**Task description**
Gather every line below where "name" appears.

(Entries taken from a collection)
/---
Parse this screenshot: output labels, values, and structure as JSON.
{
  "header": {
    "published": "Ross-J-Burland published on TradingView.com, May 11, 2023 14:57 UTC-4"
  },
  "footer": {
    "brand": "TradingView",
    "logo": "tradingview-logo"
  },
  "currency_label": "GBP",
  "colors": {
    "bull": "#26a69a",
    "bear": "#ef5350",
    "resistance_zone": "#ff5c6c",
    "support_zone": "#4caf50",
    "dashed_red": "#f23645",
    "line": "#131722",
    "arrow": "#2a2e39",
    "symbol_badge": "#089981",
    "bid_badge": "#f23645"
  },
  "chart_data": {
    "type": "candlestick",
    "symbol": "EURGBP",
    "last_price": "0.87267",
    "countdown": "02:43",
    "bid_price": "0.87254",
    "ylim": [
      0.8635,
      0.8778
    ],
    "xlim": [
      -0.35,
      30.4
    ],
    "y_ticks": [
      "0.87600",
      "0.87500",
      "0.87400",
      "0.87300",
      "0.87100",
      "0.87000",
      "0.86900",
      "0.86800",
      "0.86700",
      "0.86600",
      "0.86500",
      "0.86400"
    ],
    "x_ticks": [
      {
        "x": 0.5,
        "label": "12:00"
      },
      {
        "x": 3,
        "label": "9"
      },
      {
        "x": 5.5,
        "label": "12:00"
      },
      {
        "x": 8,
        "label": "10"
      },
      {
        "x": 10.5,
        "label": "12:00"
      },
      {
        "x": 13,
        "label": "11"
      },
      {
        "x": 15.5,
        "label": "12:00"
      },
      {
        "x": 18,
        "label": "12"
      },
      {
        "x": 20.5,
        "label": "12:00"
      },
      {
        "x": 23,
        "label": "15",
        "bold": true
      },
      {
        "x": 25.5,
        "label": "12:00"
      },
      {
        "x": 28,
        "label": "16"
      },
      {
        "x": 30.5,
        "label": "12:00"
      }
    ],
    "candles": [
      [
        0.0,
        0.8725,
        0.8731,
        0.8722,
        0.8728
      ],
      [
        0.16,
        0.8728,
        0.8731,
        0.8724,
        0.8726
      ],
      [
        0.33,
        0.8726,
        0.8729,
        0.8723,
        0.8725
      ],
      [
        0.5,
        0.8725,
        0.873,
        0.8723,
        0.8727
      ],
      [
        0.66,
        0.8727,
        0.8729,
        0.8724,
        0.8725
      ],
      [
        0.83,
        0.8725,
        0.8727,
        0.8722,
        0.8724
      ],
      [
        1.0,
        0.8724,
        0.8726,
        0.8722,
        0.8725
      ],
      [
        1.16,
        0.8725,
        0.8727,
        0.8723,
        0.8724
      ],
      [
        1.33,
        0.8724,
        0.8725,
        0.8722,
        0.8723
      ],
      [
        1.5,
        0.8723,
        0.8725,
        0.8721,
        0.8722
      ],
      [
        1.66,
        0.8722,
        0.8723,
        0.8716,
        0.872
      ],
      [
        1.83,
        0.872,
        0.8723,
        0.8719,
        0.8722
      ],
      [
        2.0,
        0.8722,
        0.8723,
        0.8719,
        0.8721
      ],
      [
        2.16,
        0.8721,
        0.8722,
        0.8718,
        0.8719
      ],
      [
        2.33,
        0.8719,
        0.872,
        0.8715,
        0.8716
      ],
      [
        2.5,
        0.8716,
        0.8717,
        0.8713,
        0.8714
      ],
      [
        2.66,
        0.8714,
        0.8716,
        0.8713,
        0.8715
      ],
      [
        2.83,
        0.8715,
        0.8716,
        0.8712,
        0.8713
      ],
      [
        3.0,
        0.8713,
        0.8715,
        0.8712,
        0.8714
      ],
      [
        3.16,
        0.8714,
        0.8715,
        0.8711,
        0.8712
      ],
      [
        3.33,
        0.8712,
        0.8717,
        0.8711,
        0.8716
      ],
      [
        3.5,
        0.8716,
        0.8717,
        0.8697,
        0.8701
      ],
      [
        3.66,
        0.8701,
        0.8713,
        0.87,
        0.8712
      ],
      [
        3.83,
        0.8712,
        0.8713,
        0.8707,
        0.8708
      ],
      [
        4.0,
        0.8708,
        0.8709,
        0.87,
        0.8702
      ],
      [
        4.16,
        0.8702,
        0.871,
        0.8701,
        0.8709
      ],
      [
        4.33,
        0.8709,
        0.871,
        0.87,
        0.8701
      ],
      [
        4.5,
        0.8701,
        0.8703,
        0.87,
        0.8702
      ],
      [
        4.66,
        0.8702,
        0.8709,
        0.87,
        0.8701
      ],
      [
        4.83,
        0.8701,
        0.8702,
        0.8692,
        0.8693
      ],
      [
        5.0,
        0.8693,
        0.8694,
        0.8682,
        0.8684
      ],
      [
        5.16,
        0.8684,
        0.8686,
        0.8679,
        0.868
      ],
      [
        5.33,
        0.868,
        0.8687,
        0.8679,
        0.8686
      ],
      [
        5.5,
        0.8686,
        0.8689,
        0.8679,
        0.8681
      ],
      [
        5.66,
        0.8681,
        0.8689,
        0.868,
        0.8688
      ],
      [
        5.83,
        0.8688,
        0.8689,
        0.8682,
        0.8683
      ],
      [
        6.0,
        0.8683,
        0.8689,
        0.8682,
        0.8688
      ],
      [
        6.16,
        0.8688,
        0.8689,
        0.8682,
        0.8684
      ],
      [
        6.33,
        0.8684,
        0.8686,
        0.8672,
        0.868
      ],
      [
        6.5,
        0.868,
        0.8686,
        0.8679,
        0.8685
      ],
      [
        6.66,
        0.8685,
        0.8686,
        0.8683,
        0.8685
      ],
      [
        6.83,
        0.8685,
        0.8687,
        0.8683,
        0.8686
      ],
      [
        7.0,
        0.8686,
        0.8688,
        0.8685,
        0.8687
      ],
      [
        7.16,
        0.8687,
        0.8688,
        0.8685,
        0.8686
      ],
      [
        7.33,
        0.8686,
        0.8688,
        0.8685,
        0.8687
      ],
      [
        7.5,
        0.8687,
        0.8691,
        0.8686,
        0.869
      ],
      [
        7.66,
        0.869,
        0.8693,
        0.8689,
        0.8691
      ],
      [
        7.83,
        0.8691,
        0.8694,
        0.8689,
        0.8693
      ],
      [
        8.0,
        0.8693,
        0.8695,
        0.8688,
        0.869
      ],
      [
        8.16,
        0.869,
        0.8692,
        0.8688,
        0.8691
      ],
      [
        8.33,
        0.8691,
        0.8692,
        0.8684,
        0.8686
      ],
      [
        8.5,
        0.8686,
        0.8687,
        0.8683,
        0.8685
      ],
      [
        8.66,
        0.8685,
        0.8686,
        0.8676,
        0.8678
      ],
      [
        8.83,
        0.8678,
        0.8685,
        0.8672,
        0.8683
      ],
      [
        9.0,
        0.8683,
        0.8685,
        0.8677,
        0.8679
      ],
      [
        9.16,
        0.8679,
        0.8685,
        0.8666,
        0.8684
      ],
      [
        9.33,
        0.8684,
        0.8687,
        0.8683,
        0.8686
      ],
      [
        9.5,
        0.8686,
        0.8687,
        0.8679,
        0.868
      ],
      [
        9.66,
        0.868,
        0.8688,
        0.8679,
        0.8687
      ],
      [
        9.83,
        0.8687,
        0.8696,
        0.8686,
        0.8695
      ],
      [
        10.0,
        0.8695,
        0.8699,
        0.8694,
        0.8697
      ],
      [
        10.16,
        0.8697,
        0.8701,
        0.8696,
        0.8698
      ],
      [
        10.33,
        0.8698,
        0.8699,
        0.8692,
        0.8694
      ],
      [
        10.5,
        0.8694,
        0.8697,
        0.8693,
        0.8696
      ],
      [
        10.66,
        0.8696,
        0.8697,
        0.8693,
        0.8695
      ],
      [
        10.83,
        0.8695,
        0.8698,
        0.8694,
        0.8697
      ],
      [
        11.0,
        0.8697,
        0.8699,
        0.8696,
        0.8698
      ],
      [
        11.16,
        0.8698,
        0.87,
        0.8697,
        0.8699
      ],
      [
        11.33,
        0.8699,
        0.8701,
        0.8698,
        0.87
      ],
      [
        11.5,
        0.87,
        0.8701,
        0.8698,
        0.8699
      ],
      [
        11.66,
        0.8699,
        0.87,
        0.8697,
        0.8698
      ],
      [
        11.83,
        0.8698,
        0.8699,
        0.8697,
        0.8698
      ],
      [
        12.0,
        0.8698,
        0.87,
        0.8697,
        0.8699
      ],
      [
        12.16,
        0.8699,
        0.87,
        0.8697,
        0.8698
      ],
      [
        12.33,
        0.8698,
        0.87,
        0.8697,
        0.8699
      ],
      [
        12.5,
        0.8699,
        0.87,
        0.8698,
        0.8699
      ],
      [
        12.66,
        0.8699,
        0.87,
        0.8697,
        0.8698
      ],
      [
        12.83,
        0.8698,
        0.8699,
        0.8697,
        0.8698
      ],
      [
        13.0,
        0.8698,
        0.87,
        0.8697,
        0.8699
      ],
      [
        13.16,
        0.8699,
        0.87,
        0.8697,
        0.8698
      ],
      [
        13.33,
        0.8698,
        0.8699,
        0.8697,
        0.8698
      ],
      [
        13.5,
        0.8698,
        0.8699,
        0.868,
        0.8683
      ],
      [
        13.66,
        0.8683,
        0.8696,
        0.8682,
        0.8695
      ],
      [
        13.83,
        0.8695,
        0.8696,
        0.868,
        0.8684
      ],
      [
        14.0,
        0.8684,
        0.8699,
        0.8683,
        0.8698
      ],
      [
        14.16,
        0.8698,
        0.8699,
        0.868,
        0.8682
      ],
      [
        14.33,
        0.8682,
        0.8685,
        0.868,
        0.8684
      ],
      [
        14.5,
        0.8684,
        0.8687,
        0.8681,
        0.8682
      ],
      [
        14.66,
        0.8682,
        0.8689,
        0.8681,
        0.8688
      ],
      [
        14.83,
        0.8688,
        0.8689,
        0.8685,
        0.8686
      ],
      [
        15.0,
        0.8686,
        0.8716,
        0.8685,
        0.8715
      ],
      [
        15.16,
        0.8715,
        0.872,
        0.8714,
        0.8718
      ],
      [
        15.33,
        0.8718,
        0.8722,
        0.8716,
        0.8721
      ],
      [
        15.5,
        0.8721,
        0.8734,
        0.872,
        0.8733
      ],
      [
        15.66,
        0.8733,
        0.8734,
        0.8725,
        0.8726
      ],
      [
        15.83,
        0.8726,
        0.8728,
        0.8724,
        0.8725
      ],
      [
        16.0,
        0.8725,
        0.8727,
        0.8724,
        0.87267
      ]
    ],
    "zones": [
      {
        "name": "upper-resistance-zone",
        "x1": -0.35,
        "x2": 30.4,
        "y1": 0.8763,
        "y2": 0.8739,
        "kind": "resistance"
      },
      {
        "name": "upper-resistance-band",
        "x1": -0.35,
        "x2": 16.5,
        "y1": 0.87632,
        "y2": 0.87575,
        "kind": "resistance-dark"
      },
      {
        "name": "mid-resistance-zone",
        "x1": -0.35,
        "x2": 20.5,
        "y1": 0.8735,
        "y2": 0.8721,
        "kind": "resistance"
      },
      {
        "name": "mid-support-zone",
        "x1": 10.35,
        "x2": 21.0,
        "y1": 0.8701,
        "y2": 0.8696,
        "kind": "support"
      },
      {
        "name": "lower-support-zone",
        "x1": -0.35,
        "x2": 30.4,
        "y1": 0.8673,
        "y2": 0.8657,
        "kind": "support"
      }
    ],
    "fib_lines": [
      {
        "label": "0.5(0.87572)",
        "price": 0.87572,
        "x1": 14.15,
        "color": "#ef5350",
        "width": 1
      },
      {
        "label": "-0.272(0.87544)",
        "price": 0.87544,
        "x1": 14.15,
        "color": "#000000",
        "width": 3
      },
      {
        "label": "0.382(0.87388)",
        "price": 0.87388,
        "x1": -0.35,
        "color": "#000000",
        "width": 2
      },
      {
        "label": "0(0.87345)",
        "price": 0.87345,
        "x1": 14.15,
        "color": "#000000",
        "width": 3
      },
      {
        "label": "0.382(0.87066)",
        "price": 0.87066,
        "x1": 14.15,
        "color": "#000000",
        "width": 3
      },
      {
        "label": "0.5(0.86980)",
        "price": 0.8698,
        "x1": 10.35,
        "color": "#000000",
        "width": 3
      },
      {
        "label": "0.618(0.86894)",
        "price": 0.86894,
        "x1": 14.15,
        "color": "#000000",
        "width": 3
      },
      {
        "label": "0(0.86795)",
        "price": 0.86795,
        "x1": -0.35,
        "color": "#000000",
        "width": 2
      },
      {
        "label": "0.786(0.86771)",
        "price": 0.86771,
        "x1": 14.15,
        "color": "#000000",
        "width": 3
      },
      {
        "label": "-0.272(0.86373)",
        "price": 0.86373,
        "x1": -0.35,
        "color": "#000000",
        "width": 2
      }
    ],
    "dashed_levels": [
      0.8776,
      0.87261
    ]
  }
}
\---
**Solution to the problem**
        "name": "upper-resistance-zone",
        "name": "upper-resistance-band",
        "name": "mid-resistance-zone",
        "name": "mid-support-zone",
        "name": "lower-support-zone",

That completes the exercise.